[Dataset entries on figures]
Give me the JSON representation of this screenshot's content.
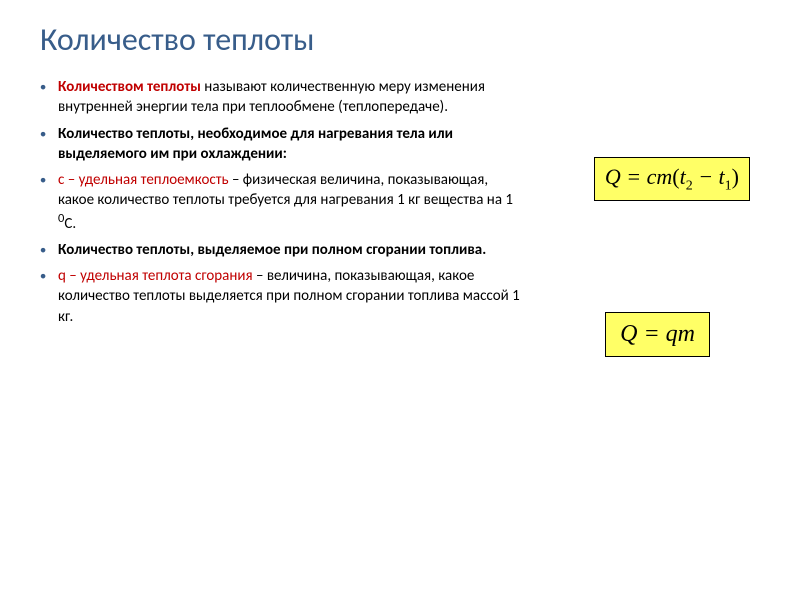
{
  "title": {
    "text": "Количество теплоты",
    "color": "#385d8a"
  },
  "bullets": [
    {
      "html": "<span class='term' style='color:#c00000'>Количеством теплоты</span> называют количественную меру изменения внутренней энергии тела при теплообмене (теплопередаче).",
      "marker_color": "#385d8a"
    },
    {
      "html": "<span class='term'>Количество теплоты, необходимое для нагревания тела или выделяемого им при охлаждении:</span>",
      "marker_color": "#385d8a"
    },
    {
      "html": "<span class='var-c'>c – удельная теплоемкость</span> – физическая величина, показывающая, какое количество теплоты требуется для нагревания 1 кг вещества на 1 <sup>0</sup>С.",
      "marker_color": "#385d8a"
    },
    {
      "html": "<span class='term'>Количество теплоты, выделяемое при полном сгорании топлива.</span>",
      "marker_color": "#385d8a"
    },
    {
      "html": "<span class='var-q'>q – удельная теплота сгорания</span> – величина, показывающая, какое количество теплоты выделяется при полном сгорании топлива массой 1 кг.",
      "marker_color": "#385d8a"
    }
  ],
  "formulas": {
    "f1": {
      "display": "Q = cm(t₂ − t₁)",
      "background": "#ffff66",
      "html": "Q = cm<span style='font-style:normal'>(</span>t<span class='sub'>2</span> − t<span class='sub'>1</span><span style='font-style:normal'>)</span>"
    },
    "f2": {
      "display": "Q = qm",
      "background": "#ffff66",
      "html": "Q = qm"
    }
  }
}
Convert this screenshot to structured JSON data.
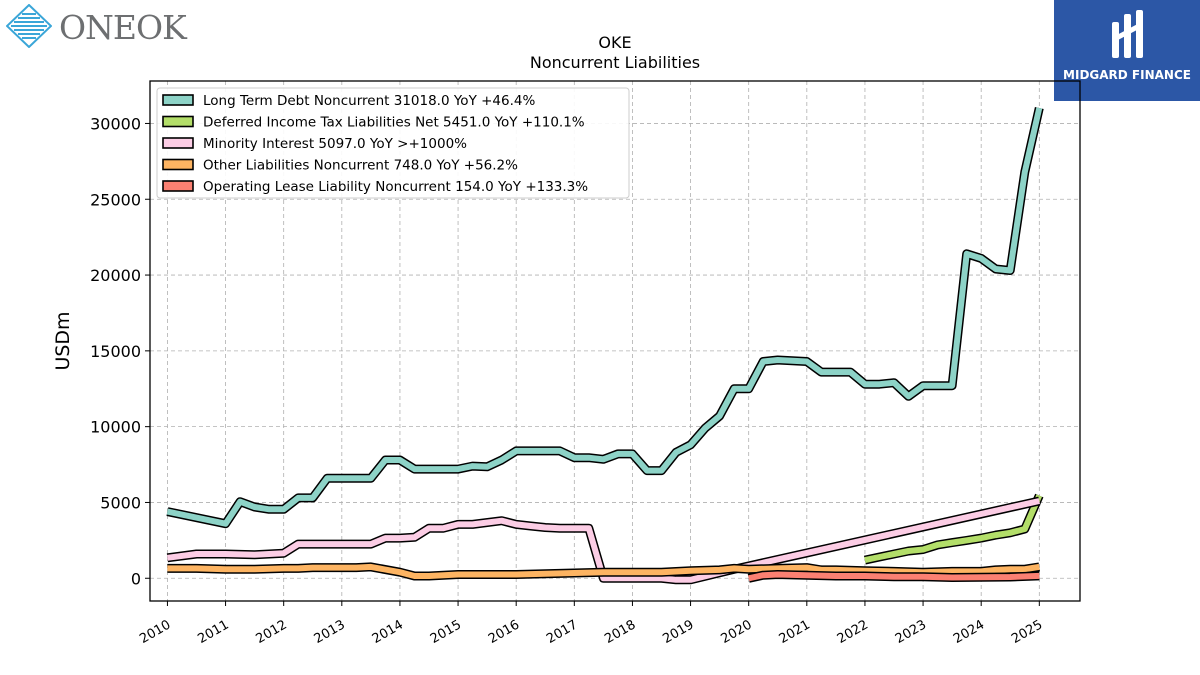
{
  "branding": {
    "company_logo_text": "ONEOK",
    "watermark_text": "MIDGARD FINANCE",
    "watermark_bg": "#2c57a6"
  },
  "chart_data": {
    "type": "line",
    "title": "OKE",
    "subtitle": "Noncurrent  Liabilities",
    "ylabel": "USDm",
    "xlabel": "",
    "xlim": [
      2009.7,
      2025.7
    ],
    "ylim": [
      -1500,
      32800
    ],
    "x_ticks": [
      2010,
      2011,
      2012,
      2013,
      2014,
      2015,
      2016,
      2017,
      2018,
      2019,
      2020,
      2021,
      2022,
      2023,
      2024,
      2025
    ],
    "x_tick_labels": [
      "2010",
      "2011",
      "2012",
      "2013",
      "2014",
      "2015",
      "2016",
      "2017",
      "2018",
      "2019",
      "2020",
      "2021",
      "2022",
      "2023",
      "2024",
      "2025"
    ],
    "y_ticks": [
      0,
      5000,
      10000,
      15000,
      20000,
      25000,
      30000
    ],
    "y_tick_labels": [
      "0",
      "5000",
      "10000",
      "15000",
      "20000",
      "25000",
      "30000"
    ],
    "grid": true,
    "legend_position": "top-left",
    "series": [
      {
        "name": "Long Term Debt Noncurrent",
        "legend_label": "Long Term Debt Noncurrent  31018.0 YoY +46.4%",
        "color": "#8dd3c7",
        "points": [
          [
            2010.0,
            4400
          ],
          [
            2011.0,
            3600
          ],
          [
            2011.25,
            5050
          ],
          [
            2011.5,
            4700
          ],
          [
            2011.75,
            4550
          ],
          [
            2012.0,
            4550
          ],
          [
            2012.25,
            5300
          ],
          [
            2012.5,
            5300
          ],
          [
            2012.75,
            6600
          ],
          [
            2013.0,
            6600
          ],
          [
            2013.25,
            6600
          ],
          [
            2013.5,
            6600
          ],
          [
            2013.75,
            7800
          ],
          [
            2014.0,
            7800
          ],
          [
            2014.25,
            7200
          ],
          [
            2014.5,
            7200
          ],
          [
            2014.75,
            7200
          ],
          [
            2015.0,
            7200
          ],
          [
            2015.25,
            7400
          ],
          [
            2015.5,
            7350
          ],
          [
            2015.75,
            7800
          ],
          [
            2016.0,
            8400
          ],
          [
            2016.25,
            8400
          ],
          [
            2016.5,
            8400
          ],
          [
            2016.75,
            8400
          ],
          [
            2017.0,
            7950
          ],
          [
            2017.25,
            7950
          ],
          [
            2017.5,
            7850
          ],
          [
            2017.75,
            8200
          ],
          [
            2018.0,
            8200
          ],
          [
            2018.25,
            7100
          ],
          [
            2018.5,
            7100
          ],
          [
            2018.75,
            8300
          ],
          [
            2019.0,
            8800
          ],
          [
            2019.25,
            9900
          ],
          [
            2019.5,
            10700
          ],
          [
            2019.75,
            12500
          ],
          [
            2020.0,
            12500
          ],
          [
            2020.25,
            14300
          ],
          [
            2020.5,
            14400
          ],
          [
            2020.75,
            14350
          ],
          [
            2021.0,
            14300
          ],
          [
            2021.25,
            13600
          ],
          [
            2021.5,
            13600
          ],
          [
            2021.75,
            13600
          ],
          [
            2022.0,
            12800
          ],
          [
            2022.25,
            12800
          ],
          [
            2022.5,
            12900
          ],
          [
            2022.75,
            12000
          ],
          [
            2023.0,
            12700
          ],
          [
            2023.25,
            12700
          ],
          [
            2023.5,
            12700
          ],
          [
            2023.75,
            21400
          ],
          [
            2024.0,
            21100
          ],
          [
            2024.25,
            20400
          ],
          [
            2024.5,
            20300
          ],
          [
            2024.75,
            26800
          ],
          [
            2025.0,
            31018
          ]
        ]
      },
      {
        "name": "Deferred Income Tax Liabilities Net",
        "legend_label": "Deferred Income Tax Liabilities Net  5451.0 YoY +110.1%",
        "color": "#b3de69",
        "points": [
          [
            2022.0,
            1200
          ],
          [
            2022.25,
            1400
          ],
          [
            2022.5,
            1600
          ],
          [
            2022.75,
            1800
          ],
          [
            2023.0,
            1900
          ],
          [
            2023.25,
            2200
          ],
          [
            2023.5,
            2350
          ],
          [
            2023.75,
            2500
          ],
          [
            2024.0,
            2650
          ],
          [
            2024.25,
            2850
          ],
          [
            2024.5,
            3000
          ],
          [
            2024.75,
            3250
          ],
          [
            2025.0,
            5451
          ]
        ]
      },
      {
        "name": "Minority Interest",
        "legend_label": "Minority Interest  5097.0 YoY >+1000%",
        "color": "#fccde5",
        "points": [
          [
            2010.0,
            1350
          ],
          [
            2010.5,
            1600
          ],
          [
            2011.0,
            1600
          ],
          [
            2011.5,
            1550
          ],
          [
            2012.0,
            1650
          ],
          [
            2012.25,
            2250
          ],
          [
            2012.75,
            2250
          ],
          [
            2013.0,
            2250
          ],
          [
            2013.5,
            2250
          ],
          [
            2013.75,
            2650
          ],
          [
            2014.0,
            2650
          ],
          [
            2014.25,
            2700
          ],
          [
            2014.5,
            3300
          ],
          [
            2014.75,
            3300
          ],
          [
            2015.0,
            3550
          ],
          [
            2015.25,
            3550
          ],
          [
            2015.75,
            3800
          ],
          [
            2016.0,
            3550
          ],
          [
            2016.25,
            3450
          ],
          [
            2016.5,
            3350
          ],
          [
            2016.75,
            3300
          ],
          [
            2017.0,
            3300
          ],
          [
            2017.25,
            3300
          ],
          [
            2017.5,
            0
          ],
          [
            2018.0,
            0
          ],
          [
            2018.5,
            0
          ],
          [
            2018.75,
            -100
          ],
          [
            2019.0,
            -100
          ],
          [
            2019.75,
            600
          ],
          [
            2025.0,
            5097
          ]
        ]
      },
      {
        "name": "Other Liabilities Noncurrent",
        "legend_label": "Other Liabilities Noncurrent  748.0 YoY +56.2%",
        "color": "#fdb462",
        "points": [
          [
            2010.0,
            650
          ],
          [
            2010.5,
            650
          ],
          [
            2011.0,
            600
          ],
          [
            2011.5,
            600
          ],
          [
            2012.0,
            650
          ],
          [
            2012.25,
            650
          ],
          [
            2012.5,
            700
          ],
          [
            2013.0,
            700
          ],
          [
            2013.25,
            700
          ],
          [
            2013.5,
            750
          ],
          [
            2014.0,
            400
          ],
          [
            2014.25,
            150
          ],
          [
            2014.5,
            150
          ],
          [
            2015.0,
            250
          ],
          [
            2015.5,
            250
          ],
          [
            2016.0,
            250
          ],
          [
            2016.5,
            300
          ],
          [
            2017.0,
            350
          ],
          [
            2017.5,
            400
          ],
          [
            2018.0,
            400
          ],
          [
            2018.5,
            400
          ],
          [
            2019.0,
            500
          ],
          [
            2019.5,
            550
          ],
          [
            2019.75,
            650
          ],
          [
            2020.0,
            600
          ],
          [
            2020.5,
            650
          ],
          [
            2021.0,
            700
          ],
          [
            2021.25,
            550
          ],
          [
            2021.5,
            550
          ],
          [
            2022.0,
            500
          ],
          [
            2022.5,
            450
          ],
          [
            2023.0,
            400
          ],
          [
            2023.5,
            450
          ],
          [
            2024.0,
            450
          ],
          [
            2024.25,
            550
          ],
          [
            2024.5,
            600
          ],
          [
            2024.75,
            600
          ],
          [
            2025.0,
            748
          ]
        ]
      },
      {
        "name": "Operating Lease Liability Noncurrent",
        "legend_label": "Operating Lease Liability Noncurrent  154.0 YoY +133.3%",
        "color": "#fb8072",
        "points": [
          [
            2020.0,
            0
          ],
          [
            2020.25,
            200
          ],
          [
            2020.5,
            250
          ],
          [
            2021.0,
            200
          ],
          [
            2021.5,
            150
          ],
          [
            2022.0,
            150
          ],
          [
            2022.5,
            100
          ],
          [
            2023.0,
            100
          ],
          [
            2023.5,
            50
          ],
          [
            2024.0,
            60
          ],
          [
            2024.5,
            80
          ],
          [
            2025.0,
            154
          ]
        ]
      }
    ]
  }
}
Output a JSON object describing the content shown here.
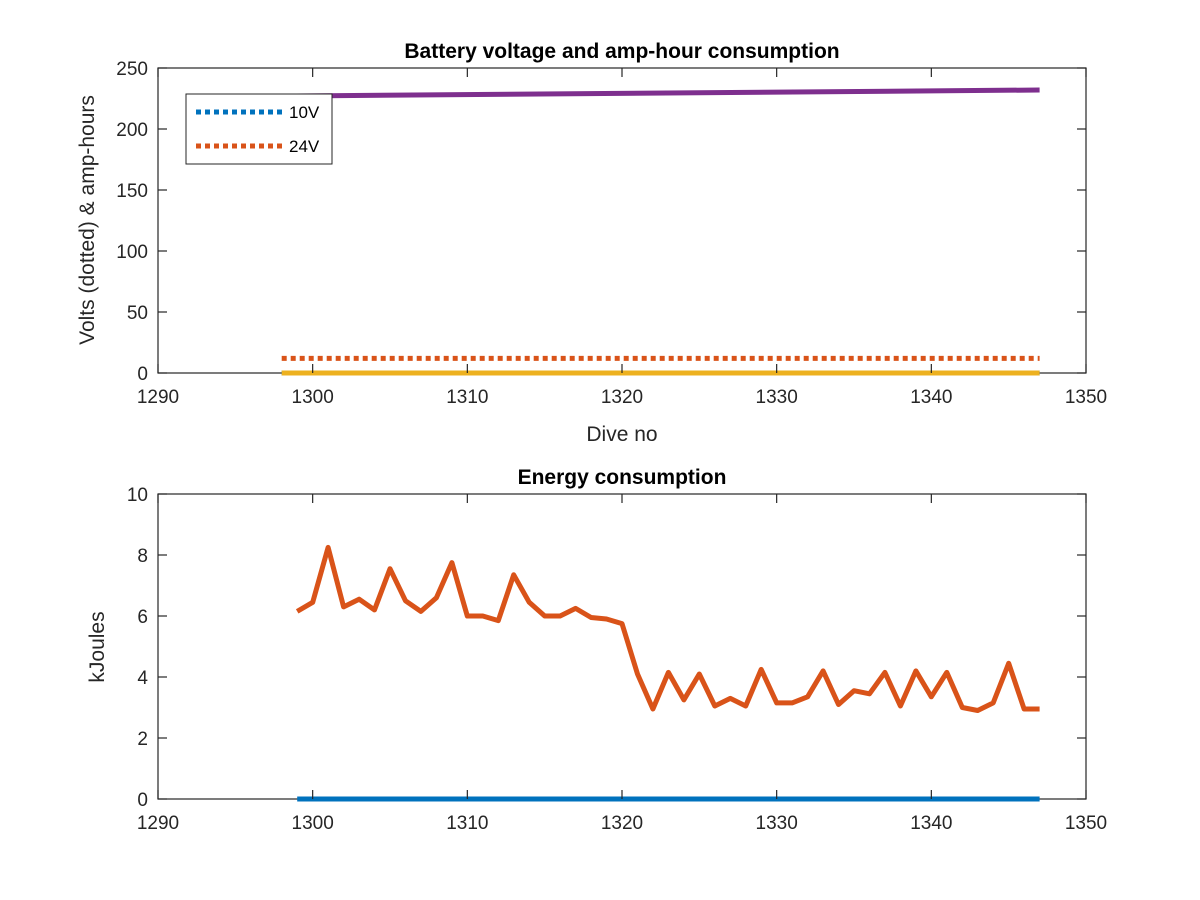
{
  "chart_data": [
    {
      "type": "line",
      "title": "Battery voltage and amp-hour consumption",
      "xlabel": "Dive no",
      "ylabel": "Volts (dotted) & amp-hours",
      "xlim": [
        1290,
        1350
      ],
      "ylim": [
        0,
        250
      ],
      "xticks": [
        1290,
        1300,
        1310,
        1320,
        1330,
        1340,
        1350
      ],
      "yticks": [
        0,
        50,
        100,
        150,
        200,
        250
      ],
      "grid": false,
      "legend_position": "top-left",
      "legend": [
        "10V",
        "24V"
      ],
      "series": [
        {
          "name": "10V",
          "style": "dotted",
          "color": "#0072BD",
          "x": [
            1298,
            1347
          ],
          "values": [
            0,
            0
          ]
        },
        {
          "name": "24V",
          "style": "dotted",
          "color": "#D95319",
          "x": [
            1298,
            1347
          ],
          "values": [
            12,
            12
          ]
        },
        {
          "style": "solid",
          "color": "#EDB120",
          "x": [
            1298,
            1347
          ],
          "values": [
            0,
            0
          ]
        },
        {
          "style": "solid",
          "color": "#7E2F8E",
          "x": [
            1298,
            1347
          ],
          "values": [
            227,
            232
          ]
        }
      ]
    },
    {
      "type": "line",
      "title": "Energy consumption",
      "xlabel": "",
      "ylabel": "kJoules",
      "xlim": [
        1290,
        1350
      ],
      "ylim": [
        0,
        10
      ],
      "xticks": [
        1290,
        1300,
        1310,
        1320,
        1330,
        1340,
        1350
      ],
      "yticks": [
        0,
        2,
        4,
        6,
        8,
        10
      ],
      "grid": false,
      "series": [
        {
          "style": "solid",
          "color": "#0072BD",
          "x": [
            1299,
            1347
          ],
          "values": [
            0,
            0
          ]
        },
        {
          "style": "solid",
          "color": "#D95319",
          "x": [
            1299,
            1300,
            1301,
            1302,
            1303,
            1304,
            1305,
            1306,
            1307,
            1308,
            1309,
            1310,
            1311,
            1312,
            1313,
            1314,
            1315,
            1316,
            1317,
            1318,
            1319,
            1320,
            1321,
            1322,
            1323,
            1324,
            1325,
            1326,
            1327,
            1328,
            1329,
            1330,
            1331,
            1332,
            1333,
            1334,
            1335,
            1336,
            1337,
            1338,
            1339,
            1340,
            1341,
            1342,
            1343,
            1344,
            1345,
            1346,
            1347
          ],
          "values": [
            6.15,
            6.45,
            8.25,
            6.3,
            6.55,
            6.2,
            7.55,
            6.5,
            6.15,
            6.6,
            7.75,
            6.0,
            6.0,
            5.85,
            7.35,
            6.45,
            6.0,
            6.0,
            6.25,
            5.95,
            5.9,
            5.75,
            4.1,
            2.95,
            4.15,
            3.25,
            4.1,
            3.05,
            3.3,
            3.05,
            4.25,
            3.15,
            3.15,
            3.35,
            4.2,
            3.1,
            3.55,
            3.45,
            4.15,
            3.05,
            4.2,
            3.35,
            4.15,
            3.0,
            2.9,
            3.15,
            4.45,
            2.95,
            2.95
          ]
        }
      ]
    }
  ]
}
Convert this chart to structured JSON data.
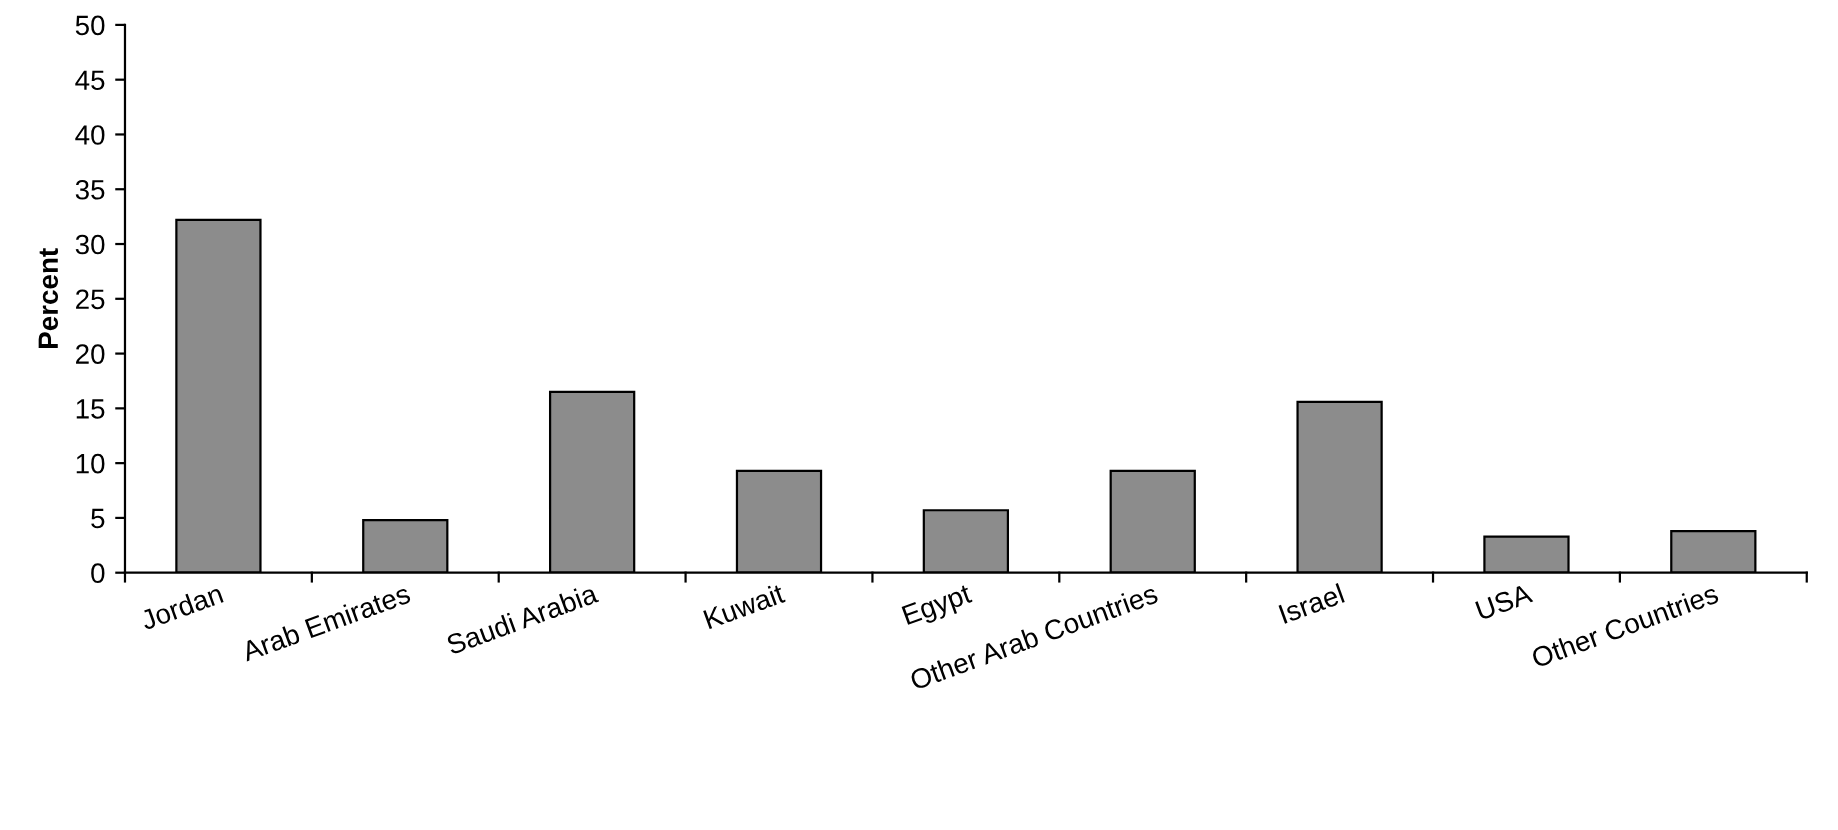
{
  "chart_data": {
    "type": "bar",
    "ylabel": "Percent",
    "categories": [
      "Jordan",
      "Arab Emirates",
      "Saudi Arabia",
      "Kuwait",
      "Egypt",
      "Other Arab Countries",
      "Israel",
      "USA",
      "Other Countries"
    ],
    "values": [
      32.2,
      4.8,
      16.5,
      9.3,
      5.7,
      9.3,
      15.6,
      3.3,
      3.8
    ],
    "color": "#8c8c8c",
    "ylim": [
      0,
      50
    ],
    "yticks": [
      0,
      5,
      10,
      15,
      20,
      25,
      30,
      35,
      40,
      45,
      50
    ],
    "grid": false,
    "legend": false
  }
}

→ Work instructions: Starting at the line that holds "Convert this chart to structured JSON data.", repeat every line through the end of the listing exactly as written, skipping any picture.

→ Answer to this exercise:
Convert this chart to structured JSON data.
{
  "chart_data": {
    "type": "bar",
    "ylabel": "Percent",
    "categories": [
      "Jordan",
      "Arab Emirates",
      "Saudi Arabia",
      "Kuwait",
      "Egypt",
      "Other Arab Countries",
      "Israel",
      "USA",
      "Other Countries"
    ],
    "values": [
      32.2,
      4.8,
      16.5,
      9.3,
      5.7,
      9.3,
      15.6,
      3.3,
      3.8
    ],
    "color": "#8c8c8c",
    "ylim": [
      0,
      50
    ],
    "yticks": [
      0,
      5,
      10,
      15,
      20,
      25,
      30,
      35,
      40,
      45,
      50
    ],
    "grid": false,
    "legend": false
  }
}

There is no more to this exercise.